-- BEGIN Material for this task --
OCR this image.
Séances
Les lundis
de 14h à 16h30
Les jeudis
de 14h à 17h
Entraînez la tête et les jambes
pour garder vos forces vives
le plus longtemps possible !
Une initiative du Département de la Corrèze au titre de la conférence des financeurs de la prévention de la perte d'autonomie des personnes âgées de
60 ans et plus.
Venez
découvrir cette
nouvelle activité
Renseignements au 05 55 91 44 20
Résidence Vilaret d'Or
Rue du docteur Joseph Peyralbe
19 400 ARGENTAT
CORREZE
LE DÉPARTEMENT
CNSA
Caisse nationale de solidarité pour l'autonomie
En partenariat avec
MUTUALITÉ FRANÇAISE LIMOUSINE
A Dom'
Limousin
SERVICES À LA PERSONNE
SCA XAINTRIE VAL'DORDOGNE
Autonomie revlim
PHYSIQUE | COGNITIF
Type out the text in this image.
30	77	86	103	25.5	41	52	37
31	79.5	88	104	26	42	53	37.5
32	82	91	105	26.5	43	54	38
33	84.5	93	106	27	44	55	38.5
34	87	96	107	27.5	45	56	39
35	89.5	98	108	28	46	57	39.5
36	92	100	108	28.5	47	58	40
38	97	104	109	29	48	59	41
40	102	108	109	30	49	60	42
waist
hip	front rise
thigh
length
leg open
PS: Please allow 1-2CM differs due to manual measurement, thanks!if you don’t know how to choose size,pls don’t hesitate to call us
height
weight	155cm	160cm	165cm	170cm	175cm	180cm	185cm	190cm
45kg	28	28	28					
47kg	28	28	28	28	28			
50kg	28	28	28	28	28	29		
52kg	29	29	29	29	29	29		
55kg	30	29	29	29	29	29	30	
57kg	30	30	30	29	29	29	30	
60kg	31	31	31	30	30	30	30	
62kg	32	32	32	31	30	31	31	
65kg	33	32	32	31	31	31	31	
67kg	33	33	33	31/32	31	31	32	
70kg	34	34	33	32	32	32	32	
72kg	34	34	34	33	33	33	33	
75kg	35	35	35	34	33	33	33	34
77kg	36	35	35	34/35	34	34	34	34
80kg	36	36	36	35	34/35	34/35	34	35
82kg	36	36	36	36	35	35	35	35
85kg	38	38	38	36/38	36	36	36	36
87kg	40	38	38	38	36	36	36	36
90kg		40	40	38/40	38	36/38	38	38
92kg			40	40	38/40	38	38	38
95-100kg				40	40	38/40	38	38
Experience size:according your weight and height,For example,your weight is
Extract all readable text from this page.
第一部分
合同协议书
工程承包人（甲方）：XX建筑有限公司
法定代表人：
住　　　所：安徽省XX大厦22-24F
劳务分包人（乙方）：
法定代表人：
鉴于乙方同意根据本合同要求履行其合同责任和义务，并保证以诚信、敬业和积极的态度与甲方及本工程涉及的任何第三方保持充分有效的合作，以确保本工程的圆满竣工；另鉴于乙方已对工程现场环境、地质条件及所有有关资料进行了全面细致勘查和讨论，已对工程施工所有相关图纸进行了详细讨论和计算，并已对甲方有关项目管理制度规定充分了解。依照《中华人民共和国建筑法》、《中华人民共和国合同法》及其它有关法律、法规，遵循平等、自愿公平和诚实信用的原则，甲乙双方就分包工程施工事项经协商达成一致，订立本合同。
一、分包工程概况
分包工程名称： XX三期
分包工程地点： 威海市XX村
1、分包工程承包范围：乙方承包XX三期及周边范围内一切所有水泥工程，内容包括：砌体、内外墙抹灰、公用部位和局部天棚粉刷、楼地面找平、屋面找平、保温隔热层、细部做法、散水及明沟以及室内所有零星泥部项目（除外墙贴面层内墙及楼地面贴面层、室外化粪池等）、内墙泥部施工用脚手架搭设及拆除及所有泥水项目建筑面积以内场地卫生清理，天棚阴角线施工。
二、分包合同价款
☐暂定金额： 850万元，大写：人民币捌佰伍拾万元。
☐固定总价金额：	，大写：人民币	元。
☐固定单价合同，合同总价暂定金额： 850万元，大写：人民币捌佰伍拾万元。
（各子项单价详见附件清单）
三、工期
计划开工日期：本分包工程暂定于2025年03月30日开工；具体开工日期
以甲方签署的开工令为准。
-- END Material for this task --
Stated exercise
Show the lines from the data above that contain the string "size".

Exercise answer
PS: Please allow 1-2CM differs due to manual measurement, thanks!if you don’t know how to choose size,pls don’t hesitate to call us
Experience size:according your weight and height,For example,your weight is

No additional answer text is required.